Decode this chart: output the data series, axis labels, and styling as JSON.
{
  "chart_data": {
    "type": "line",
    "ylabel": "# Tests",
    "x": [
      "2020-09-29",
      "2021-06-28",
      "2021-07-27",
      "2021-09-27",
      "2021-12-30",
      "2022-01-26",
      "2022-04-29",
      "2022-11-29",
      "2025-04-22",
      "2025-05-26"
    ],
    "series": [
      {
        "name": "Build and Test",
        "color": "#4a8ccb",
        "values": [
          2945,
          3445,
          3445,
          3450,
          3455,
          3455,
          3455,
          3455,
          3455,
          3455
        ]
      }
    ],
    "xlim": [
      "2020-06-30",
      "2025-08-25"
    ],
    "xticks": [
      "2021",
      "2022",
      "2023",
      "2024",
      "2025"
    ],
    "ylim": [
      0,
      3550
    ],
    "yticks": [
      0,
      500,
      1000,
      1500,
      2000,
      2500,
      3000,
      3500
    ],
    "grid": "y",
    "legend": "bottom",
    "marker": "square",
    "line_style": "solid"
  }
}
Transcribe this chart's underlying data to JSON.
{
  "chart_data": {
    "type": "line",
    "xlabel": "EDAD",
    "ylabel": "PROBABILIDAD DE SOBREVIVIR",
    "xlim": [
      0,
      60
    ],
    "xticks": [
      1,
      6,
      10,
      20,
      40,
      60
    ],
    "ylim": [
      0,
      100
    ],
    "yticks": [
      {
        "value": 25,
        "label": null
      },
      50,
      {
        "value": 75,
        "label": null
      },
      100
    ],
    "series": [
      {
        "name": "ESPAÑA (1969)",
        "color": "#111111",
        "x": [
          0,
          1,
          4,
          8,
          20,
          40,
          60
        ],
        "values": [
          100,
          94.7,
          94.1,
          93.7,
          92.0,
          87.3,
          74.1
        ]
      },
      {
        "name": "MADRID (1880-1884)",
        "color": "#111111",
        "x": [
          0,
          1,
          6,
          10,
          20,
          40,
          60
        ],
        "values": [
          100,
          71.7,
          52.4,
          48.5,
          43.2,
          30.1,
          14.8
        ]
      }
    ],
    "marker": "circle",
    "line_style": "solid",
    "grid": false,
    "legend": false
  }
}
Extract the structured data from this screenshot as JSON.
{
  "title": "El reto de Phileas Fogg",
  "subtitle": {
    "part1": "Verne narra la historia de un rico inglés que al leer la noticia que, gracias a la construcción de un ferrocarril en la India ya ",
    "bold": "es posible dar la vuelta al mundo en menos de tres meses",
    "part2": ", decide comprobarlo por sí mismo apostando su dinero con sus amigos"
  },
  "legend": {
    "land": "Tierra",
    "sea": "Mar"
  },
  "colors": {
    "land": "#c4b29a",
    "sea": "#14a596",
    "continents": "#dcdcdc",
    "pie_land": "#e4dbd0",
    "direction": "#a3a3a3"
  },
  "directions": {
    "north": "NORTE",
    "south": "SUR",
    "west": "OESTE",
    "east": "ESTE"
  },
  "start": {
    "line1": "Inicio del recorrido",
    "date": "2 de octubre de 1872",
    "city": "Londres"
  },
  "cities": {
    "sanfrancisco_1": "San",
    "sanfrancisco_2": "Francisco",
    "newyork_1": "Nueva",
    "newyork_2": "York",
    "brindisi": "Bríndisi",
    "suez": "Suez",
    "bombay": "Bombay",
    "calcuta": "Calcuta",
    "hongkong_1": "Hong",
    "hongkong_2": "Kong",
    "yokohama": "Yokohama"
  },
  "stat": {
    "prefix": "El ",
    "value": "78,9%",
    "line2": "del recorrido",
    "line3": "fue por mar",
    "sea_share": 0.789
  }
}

☆ ☆ ☆

Goal:
Take the listing above and write it out again exactly.

Task response:
Decode this chart: output the data series, axis labels, and styling as JSON.
{
  "chart_data": {
    "type": "line",
    "ylabel": "# Tests",
    "x": [
      "2020-09-29",
      "2021-06-28",
      "2021-07-27",
      "2021-09-27",
      "2021-12-30",
      "2022-01-26",
      "2022-04-29",
      "2022-11-29",
      "2025-04-22",
      "2025-05-26"
    ],
    "series": [
      {
        "name": "Build and Test",
        "color": "#4a8ccb",
        "values": [
          2945,
          3445,
          3445,
          3450,
          3455,
          3455,
          3455,
          3455,
          3455,
          3455
        ]
      }
    ],
    "xlim": [
      "2020-06-30",
      "2025-08-25"
    ],
    "xticks": [
      "2021",
      "2022",
      "2023",
      "2024",
      "2025"
    ],
    "ylim": [
      0,
      3550
    ],
    "yticks": [
      0,
      500,
      1000,
      1500,
      2000,
      2500,
      3000,
      3500
    ],
    "grid": "y",
    "legend": "bottom",
    "marker": "square",
    "line_style": "solid"
  }
}
Transcribe this chart's underlying data to JSON.
{
  "chart_data": {
    "type": "line",
    "xlabel": "EDAD",
    "ylabel": "PROBABILIDAD DE SOBREVIVIR",
    "xlim": [
      0,
      60
    ],
    "xticks": [
      1,
      6,
      10,
      20,
      40,
      60
    ],
    "ylim": [
      0,
      100
    ],
    "yticks": [
      {
        "value": 25,
        "label": null
      },
      50,
      {
        "value": 75,
        "label": null
      },
      100
    ],
    "series": [
      {
        "name": "ESPAÑA (1969)",
        "color": "#111111",
        "x": [
          0,
          1,
          4,
          8,
          20,
          40,
          60
        ],
        "values": [
          100,
          94.7,
          94.1,
          93.7,
          92.0,
          87.3,
          74.1
        ]
      },
      {
        "name": "MADRID (1880-1884)",
        "color": "#111111",
        "x": [
          0,
          1,
          6,
          10,
          20,
          40,
          60
        ],
        "values": [
          100,
          71.7,
          52.4,
          48.5,
          43.2,
          30.1,
          14.8
        ]
      }
    ],
    "marker": "circle",
    "line_style": "solid",
    "grid": false,
    "legend": false
  }
}
Extract the structured data from this screenshot as JSON.
{
  "title": "El reto de Phileas Fogg",
  "subtitle": {
    "part1": "Verne narra la historia de un rico inglés que al leer la noticia que, gracias a la construcción de un ferrocarril en la India ya ",
    "bold": "es posible dar la vuelta al mundo en menos de tres meses",
    "part2": ", decide comprobarlo por sí mismo apostando su dinero con sus amigos"
  },
  "legend": {
    "land": "Tierra",
    "sea": "Mar"
  },
  "colors": {
    "land": "#c4b29a",
    "sea": "#14a596",
    "continents": "#dcdcdc",
    "pie_land": "#e4dbd0",
    "direction": "#a3a3a3"
  },
  "directions": {
    "north": "NORTE",
    "south": "SUR",
    "west": "OESTE",
    "east": "ESTE"
  },
  "start": {
    "line1": "Inicio del recorrido",
    "date": "2 de octubre de 1872",
    "city": "Londres"
  },
  "cities": {
    "sanfrancisco_1": "San",
    "sanfrancisco_2": "Francisco",
    "newyork_1": "Nueva",
    "newyork_2": "York",
    "brindisi": "Bríndisi",
    "suez": "Suez",
    "bombay": "Bombay",
    "calcuta": "Calcuta",
    "hongkong_1": "Hong",
    "hongkong_2": "Kong",
    "yokohama": "Yokohama"
  },
  "stat": {
    "prefix": "El ",
    "value": "78,9%",
    "line2": "del recorrido",
    "line3": "fue por mar",
    "sea_share": 0.789
  }
}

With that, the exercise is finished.